━━━ LISTED ENTRIES ━━━

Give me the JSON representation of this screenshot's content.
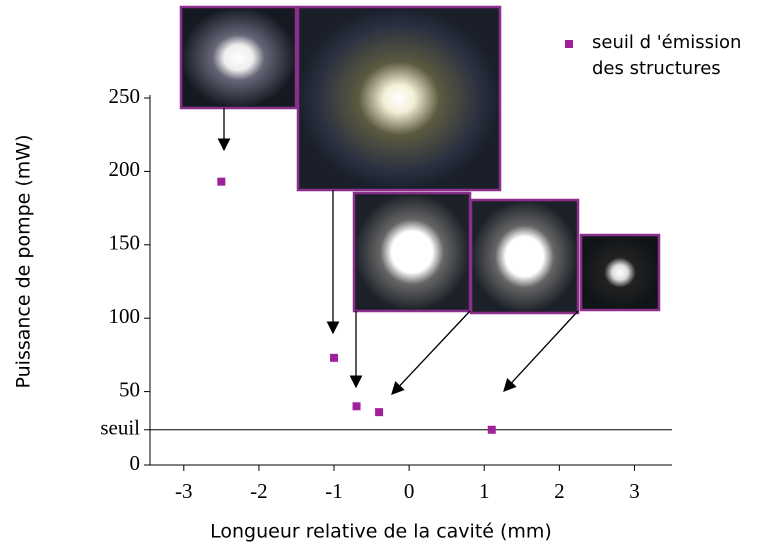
{
  "chart_data": {
    "type": "scatter",
    "xlabel": "Longueur relative de la cavité  (mm)",
    "ylabel": "Puissance de pompe (mW)",
    "x": [
      -2.5,
      -1.0,
      -0.7,
      -0.4,
      1.1
    ],
    "series": [
      {
        "name": "seuil d 'émission des structures",
        "color": "#a0209a",
        "values": [
          193,
          73,
          40,
          36,
          24
        ]
      }
    ],
    "xlim": [
      -3.45,
      3.5
    ],
    "ylim": [
      0,
      250
    ],
    "xticks": [
      -3,
      -2,
      -1,
      0,
      1,
      2,
      3
    ],
    "yticks": [
      0,
      {
        "value": 24,
        "label": "seuil"
      },
      50,
      100,
      150,
      200,
      250
    ],
    "hlines": [
      24
    ]
  }
}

━━━

**SHORT PROBLEM:** Please repeat the entries exactly. Do not include the pictures.

**FINAL RESULT:**
Give me the JSON representation of this screenshot's content.
{
  "chart_data": {
    "type": "scatter",
    "xlabel": "Longueur relative de la cavité  (mm)",
    "ylabel": "Puissance de pompe (mW)",
    "x": [
      -2.5,
      -1.0,
      -0.7,
      -0.4,
      1.1
    ],
    "series": [
      {
        "name": "seuil d 'émission des structures",
        "color": "#a0209a",
        "values": [
          193,
          73,
          40,
          36,
          24
        ]
      }
    ],
    "xlim": [
      -3.45,
      3.5
    ],
    "ylim": [
      0,
      250
    ],
    "xticks": [
      -3,
      -2,
      -1,
      0,
      1,
      2,
      3
    ],
    "yticks": [
      0,
      {
        "value": 24,
        "label": "seuil"
      },
      50,
      100,
      150,
      200,
      250
    ],
    "hlines": [
      24
    ]
  }
}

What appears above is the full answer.